BEGIN Supplied records
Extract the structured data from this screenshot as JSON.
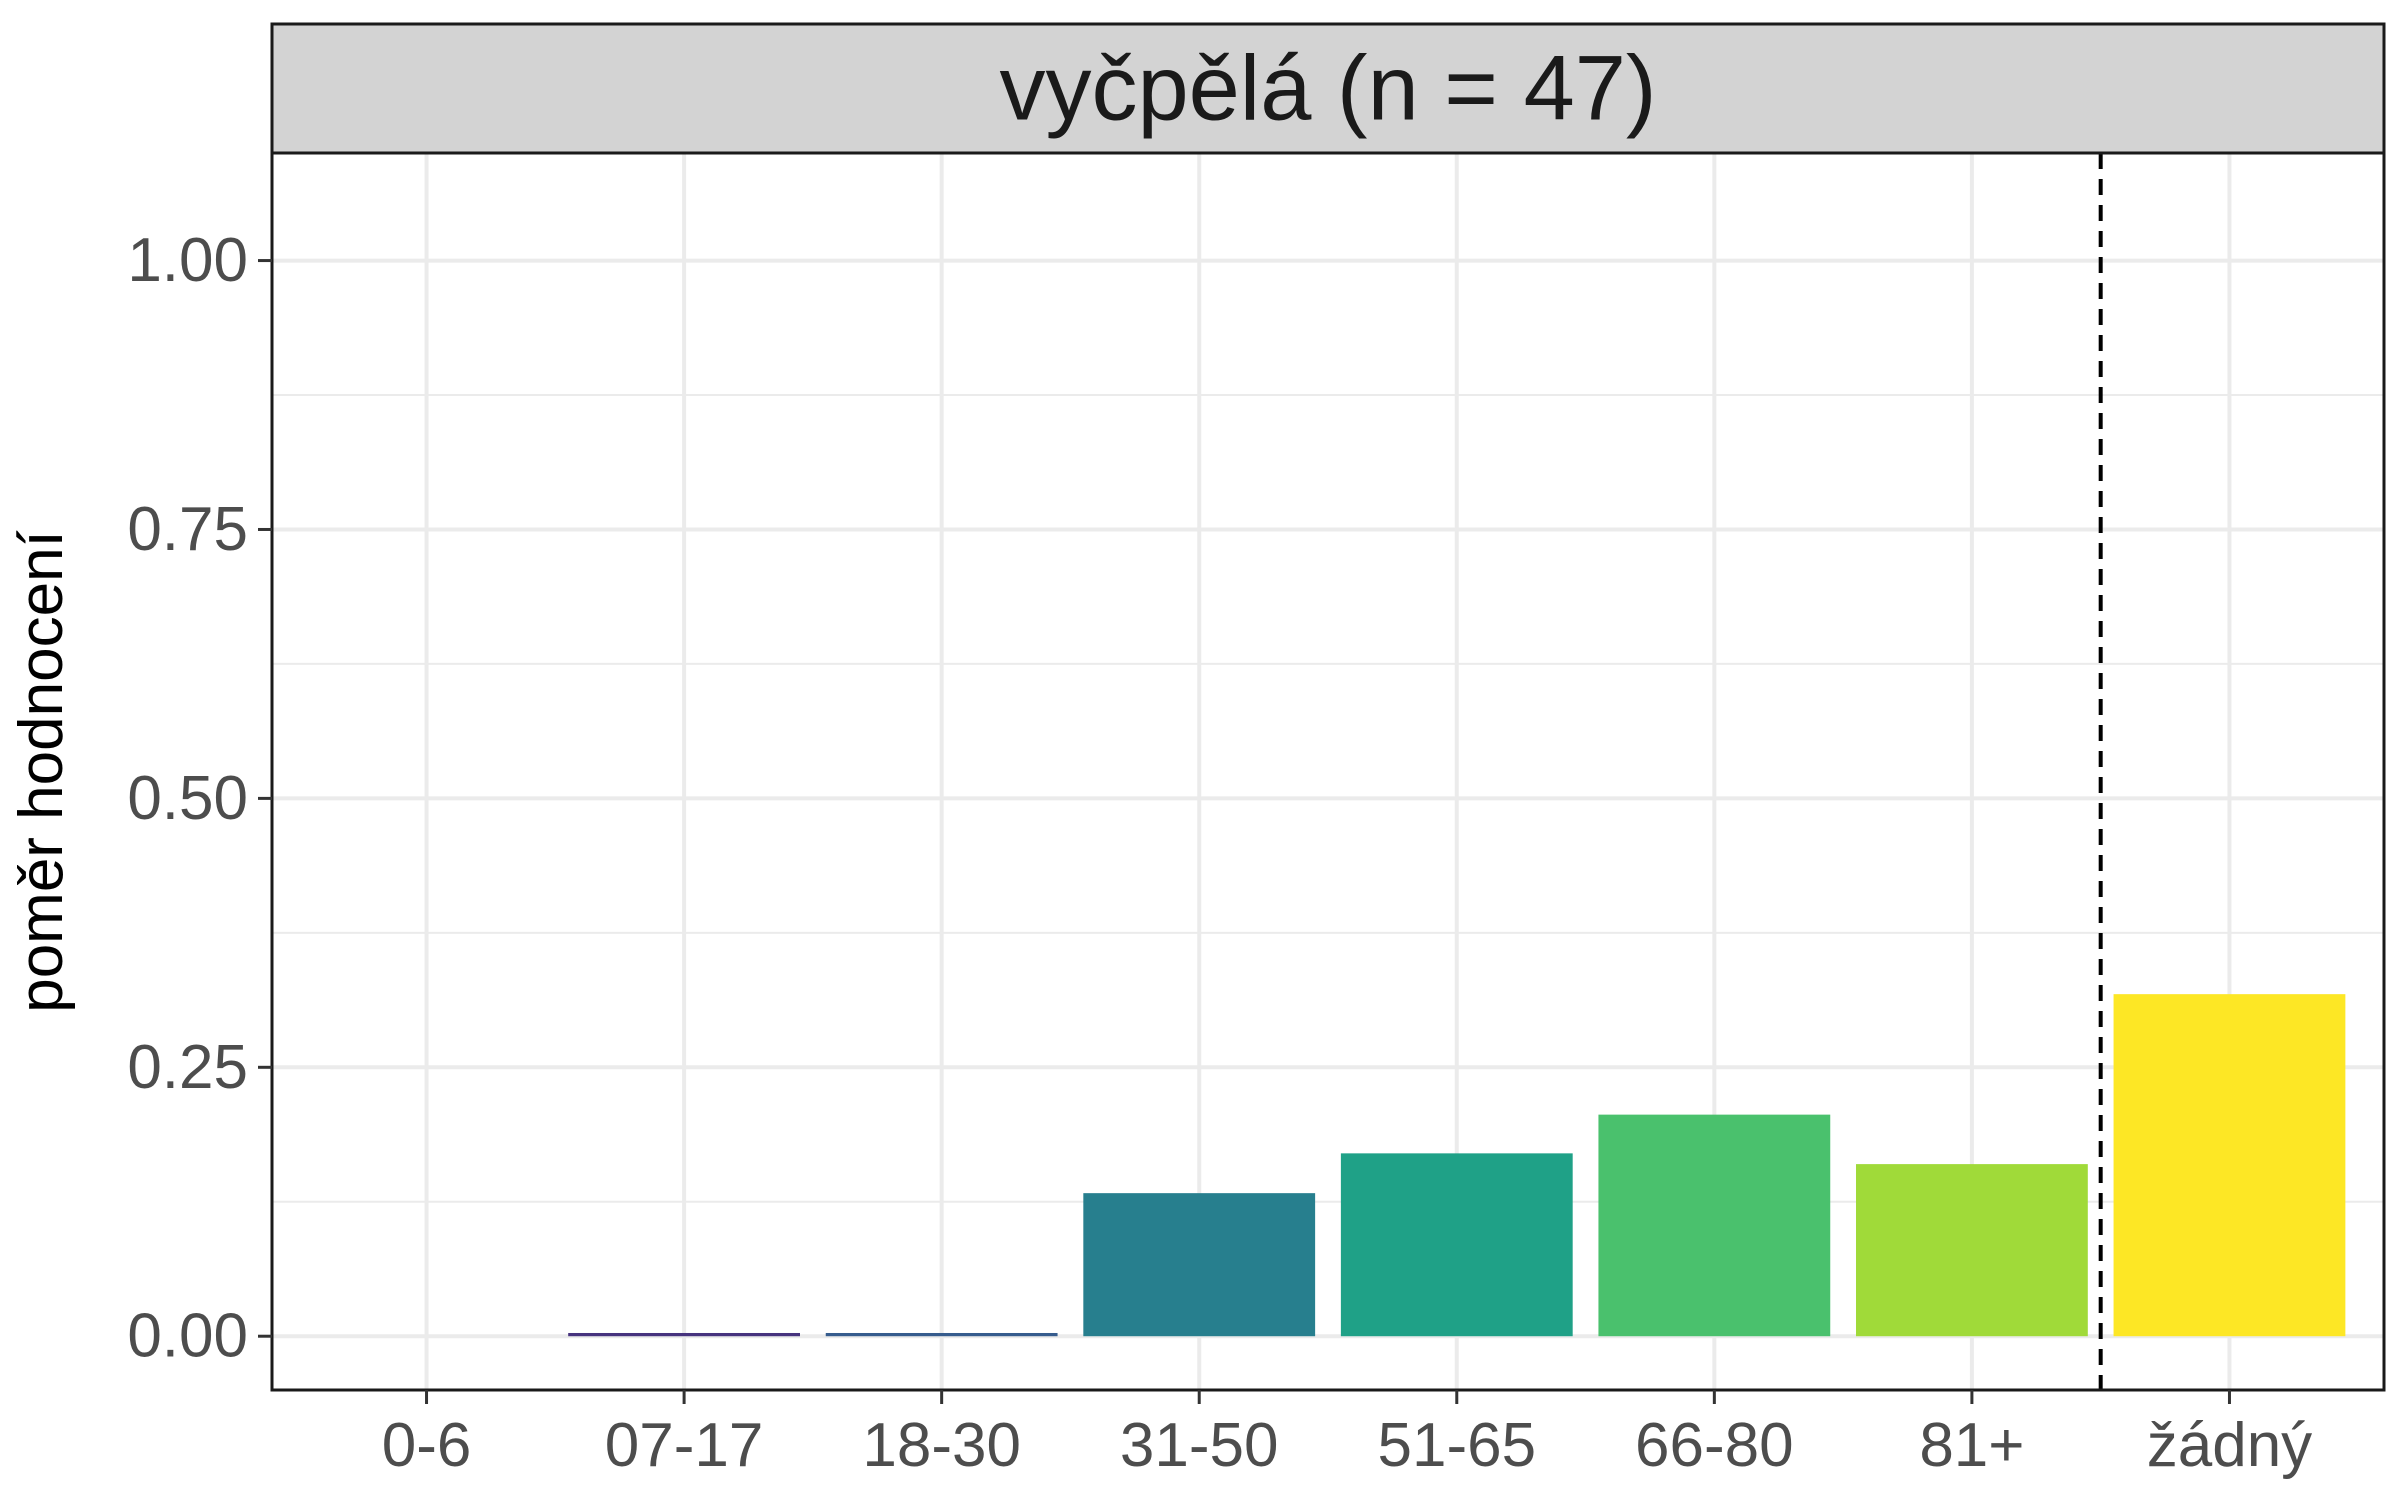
{
  "chart_data": {
    "type": "bar",
    "strip_title": "vyčpělá (n = 47)",
    "ylabel": "poměr hodnocení",
    "xlabel": "",
    "categories": [
      "0-6",
      "07-17",
      "18-30",
      "31-50",
      "51-65",
      "66-80",
      "81+",
      "žádný"
    ],
    "values": [
      0.0,
      0.003,
      0.003,
      0.133,
      0.17,
      0.206,
      0.16,
      0.318
    ],
    "colors": [
      "#440154",
      "#46337e",
      "#365c8d",
      "#277f8e",
      "#1fa187",
      "#4ac16d",
      "#a0da39",
      "#fde725"
    ],
    "ylim": [
      -0.05,
      1.1
    ],
    "yticks": [
      0.0,
      0.25,
      0.5,
      0.75,
      1.0
    ],
    "ytick_labels": [
      "0.00",
      "0.25",
      "0.50",
      "0.75",
      "1.00"
    ],
    "vline_after_category": "81+",
    "vline_style": "dashed",
    "grid": true,
    "strip_background": "#d3d3d3"
  }
}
END Supplied records
• **Problem statement**
Write out all the entries word for word, but skip any images.

• **Response for this exercise**
Extract the structured data from this screenshot as JSON.
{
  "chart_data": {
    "type": "bar",
    "strip_title": "vyčpělá (n = 47)",
    "ylabel": "poměr hodnocení",
    "xlabel": "",
    "categories": [
      "0-6",
      "07-17",
      "18-30",
      "31-50",
      "51-65",
      "66-80",
      "81+",
      "žádný"
    ],
    "values": [
      0.0,
      0.003,
      0.003,
      0.133,
      0.17,
      0.206,
      0.16,
      0.318
    ],
    "colors": [
      "#440154",
      "#46337e",
      "#365c8d",
      "#277f8e",
      "#1fa187",
      "#4ac16d",
      "#a0da39",
      "#fde725"
    ],
    "ylim": [
      -0.05,
      1.1
    ],
    "yticks": [
      0.0,
      0.25,
      0.5,
      0.75,
      1.0
    ],
    "ytick_labels": [
      "0.00",
      "0.25",
      "0.50",
      "0.75",
      "1.00"
    ],
    "vline_after_category": "81+",
    "vline_style": "dashed",
    "grid": true,
    "strip_background": "#d3d3d3"
  }
}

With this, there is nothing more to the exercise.